RECORD EXCERPTS
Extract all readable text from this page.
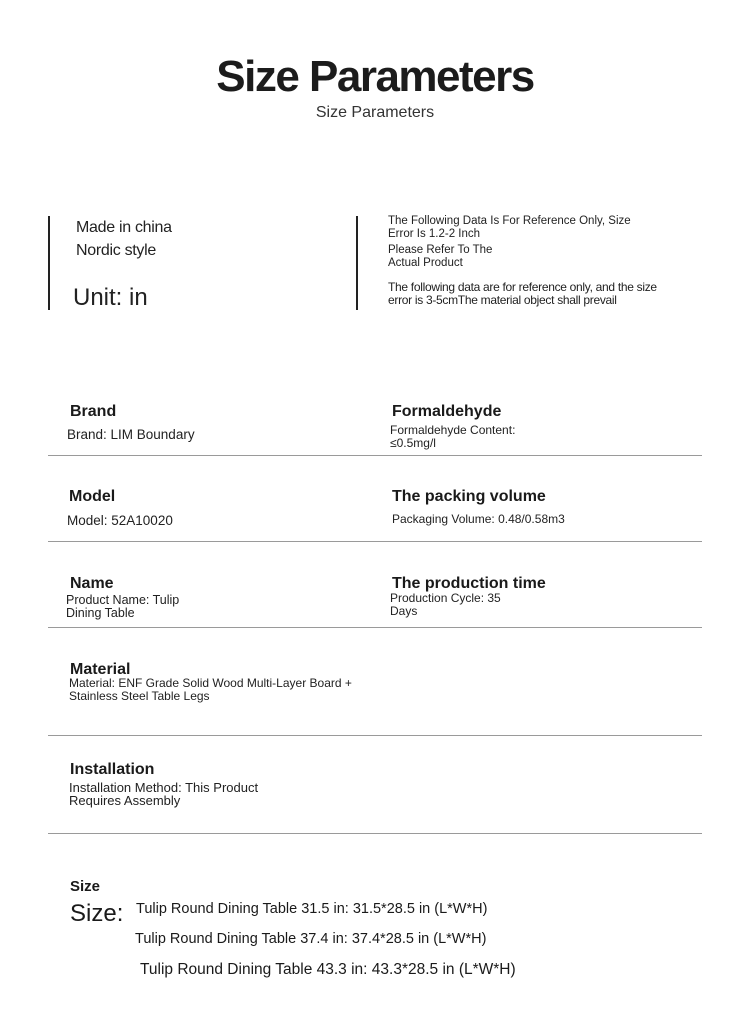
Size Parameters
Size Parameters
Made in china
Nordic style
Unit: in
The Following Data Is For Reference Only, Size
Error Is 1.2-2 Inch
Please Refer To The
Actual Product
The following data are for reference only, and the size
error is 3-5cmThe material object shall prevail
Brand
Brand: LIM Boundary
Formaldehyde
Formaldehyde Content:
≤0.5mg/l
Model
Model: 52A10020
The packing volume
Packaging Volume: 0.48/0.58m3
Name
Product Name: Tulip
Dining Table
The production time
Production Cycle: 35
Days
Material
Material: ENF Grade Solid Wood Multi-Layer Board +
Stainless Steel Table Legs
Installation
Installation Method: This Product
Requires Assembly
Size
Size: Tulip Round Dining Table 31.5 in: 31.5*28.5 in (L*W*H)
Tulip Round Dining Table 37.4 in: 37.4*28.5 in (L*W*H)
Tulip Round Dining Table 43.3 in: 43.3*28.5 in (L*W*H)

DIRECTION
Give an exact reproduction of every line, leaving out any picture.

TASK ANSWER
Extract all readable text from this page.
Size Parameters
Size Parameters
Made in china
Nordic style
Unit: in
The Following Data Is For Reference Only, Size
Error Is 1.2-2 Inch
Please Refer To The
Actual Product
The following data are for reference only, and the size
error is 3-5cmThe material object shall prevail
Brand
Brand: LIM Boundary
Formaldehyde
Formaldehyde Content:
≤0.5mg/l
Model
Model: 52A10020
The packing volume
Packaging Volume: 0.48/0.58m3
Name
Product Name: Tulip
Dining Table
The production time
Production Cycle: 35
Days
Material
Material: ENF Grade Solid Wood Multi-Layer Board +
Stainless Steel Table Legs
Installation
Installation Method: This Product
Requires Assembly
Size
Size: Tulip Round Dining Table 31.5 in: 31.5*28.5 in (L*W*H)
Tulip Round Dining Table 37.4 in: 37.4*28.5 in (L*W*H)
Tulip Round Dining Table 43.3 in: 43.3*28.5 in (L*W*H)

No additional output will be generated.